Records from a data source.

______

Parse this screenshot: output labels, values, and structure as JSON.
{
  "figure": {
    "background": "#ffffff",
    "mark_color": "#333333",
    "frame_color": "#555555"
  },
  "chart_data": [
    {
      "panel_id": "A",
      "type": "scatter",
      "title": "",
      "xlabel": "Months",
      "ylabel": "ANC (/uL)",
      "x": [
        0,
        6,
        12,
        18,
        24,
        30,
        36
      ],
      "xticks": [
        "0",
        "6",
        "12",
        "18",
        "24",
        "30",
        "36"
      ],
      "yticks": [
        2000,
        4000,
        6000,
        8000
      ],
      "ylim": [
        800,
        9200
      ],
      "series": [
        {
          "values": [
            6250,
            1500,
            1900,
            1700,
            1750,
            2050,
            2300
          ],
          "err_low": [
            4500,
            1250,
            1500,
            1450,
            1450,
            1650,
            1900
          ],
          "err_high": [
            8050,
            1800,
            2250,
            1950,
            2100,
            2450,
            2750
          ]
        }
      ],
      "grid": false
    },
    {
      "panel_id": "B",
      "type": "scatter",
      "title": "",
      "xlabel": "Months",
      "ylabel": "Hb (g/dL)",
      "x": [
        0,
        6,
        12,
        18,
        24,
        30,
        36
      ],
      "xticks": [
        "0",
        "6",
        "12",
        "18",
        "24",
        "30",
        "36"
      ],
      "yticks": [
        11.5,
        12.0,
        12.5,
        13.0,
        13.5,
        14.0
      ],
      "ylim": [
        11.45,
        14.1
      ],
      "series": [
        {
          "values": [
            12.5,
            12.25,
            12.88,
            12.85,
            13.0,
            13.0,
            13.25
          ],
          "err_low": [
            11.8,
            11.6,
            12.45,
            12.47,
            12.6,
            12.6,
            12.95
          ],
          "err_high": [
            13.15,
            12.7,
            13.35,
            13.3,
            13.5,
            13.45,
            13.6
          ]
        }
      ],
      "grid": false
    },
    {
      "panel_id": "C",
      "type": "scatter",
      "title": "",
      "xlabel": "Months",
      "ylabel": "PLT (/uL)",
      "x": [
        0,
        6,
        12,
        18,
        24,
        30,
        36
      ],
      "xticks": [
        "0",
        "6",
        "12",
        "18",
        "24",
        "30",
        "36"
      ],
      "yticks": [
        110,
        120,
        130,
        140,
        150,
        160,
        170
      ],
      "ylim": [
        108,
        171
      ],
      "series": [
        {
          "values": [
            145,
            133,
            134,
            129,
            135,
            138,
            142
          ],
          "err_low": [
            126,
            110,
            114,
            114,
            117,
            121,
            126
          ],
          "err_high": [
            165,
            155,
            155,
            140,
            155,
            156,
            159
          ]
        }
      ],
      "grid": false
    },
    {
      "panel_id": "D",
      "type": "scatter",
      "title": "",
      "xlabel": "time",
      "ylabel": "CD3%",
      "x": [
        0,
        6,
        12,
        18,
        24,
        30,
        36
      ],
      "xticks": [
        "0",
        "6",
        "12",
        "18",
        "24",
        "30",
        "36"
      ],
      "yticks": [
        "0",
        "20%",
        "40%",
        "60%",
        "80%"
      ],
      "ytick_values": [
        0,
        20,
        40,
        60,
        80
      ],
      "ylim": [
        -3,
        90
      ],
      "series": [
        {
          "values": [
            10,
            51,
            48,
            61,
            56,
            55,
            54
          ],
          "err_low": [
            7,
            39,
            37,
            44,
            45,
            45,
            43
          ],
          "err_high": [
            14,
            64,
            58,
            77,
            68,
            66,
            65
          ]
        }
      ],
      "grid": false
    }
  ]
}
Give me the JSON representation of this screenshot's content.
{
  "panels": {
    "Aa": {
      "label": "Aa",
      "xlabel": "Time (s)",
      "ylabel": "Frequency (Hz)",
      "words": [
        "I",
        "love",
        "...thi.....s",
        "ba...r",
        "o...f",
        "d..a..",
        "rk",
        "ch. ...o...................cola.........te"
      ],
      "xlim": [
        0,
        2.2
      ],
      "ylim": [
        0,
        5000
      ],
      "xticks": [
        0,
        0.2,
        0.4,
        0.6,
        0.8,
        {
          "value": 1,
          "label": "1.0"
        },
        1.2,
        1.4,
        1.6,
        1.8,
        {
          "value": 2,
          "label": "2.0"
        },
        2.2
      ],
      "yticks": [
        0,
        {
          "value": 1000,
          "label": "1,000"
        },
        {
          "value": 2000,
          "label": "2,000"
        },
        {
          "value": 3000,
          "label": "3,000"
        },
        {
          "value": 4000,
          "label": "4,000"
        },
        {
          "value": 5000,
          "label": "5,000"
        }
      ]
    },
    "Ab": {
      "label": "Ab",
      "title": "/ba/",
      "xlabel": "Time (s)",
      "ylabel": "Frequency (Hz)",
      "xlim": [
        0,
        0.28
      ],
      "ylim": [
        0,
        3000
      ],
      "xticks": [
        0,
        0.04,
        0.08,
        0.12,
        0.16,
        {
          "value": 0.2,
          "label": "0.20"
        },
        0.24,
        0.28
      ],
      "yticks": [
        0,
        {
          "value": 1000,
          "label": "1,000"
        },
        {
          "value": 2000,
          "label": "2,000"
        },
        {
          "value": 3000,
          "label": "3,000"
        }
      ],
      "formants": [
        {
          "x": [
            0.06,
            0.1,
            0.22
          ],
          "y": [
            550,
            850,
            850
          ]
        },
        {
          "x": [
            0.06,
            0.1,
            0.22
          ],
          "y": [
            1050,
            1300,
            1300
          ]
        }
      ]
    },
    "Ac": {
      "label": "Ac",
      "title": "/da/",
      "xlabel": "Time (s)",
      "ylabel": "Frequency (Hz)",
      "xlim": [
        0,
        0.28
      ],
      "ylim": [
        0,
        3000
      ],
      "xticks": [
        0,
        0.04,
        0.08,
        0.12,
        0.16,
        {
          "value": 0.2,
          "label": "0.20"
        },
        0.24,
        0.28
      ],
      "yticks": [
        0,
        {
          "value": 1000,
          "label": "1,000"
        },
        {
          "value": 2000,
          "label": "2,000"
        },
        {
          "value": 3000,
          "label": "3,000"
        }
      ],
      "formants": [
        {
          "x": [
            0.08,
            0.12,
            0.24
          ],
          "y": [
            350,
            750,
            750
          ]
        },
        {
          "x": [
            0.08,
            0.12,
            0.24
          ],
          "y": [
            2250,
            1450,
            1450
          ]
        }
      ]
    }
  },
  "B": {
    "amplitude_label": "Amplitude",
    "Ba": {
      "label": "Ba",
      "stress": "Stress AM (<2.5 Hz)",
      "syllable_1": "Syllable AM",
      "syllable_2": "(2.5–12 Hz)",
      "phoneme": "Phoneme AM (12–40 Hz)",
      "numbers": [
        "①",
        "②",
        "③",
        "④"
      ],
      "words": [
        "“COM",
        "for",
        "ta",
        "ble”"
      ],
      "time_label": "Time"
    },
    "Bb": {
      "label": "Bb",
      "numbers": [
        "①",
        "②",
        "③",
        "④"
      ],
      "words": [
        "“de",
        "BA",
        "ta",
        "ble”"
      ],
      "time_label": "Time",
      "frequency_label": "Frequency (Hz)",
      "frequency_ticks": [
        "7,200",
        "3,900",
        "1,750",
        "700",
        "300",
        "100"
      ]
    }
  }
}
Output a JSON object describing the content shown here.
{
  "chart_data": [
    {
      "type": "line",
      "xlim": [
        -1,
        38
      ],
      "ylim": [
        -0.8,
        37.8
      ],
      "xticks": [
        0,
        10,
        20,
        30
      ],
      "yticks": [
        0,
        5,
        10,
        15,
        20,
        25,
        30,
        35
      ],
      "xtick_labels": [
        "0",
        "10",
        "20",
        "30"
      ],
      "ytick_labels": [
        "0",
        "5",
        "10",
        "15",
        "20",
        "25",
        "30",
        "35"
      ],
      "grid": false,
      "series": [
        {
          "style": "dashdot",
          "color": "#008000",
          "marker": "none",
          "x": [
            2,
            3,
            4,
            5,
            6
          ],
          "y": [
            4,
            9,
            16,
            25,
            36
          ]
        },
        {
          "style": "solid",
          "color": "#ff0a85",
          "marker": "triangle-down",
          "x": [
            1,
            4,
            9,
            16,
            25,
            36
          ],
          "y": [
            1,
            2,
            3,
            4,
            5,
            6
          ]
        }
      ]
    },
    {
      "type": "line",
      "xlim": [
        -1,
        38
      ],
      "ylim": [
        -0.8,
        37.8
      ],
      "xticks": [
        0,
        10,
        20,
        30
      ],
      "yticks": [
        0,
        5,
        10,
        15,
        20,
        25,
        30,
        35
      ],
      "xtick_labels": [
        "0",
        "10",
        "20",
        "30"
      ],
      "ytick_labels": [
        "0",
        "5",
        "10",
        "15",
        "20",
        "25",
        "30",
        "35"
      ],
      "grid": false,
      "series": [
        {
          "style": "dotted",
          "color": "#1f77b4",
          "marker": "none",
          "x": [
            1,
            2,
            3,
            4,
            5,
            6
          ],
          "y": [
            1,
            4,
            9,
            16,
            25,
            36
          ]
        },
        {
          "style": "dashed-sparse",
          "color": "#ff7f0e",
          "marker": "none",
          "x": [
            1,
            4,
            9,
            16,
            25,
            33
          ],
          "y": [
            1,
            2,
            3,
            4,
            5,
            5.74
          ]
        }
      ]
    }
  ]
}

______

Required task.
Where a line in the entries holds the word "style", copy that line.

Full response.
          "style": "dashdot",
          "style": "solid",
          "style": "dotted",
          "style": "dashed-sparse",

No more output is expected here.